[Data items]
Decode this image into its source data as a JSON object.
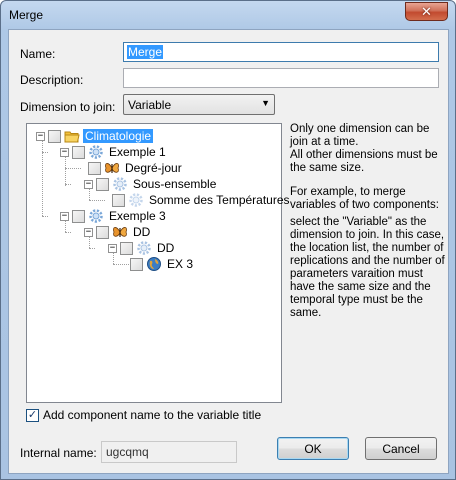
{
  "window": {
    "title": "Merge",
    "close_glyph": "✕"
  },
  "form": {
    "name_label": "Name:",
    "name_value": "Merge",
    "description_label": "Description:",
    "description_value": "",
    "dimension_label": "Dimension to join:",
    "dimension_value": "Variable",
    "add_component_label": "Add component name to the variable title",
    "add_component_checked": true,
    "internal_name_label": "Internal name:",
    "internal_name_value": "ugcqmq"
  },
  "tree": {
    "nodes": [
      {
        "label": "Climatologie",
        "icon": "folder-icon",
        "expanded": true,
        "selected": true
      },
      {
        "label": "Exemple  1",
        "icon": "gear-icon",
        "expanded": true
      },
      {
        "label": "Degré-jour",
        "icon": "butterfly-icon"
      },
      {
        "label": "Sous-ensemble",
        "icon": "gear-icon",
        "expanded": true
      },
      {
        "label": "Somme des Températures",
        "icon": "gear-icon"
      },
      {
        "label": "Exemple 3",
        "icon": "gear-icon",
        "expanded": true
      },
      {
        "label": "DD",
        "icon": "butterfly-icon",
        "expanded": true
      },
      {
        "label": "DD",
        "icon": "gear-icon",
        "expanded": true
      },
      {
        "label": "EX 3",
        "icon": "globe-icon"
      }
    ]
  },
  "info": {
    "para1": "Only one dimension can be join at a time.\nAll other dimensions must be the same size.",
    "para2": "For example, to merge variables of two components:",
    "para3": "select the \"Variable\" as the dimension to join. In this case, the location list, the number of replications and the number of parameters varaition must have the same size and the temporal type must be the same."
  },
  "buttons": {
    "ok": "OK",
    "cancel": "Cancel"
  },
  "colors": {
    "selection": "#3399ff",
    "title_bar": "#aec8e6",
    "close": "#c24a2f"
  }
}
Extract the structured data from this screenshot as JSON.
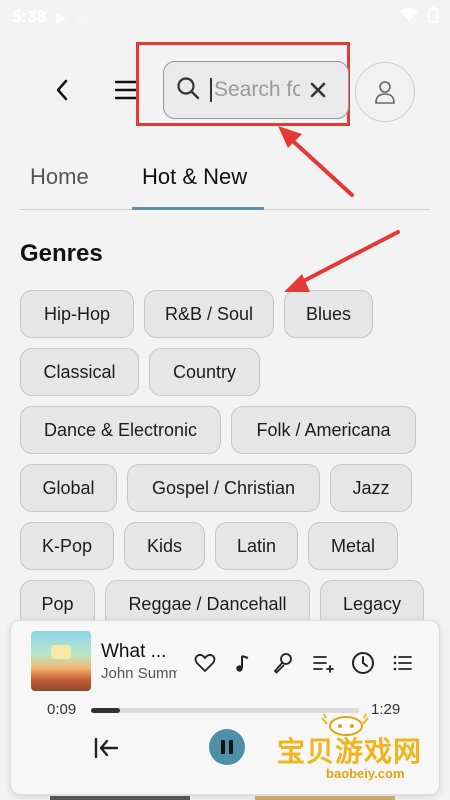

Given task: Repeat the records word for word. Any picture in them should be left out.

Solution for this exercise:
Decode this image into its source data as a JSON object.
{
  "window": {
    "title": "Merge",
    "close_glyph": "✕"
  },
  "form": {
    "name_label": "Name:",
    "name_value": "Merge",
    "description_label": "Description:",
    "description_value": "",
    "dimension_label": "Dimension to join:",
    "dimension_value": "Variable",
    "add_component_label": "Add component name to the variable title",
    "add_component_checked": true,
    "internal_name_label": "Internal name:",
    "internal_name_value": "ugcqmq"
  },
  "tree": {
    "nodes": [
      {
        "label": "Climatologie",
        "icon": "folder-icon",
        "expanded": true,
        "selected": true
      },
      {
        "label": "Exemple  1",
        "icon": "gear-icon",
        "expanded": true
      },
      {
        "label": "Degré-jour",
        "icon": "butterfly-icon"
      },
      {
        "label": "Sous-ensemble",
        "icon": "gear-icon",
        "expanded": true
      },
      {
        "label": "Somme des Températures",
        "icon": "gear-icon"
      },
      {
        "label": "Exemple 3",
        "icon": "gear-icon",
        "expanded": true
      },
      {
        "label": "DD",
        "icon": "butterfly-icon",
        "expanded": true
      },
      {
        "label": "DD",
        "icon": "gear-icon",
        "expanded": true
      },
      {
        "label": "EX 3",
        "icon": "globe-icon"
      }
    ]
  },
  "info": {
    "para1": "Only one dimension can be join at a time.\nAll other dimensions must be the same size.",
    "para2": "For example, to merge variables of two components:",
    "para3": "select the \"Variable\" as the dimension to join. In this case, the location list, the number of replications and the number of parameters varaition must have the same size and the temporal type must be the same."
  },
  "buttons": {
    "ok": "OK",
    "cancel": "Cancel"
  },
  "colors": {
    "selection": "#3399ff",
    "title_bar": "#aec8e6",
    "close": "#c24a2f"
  }
}
Extract the structured data from this screenshot as JSON.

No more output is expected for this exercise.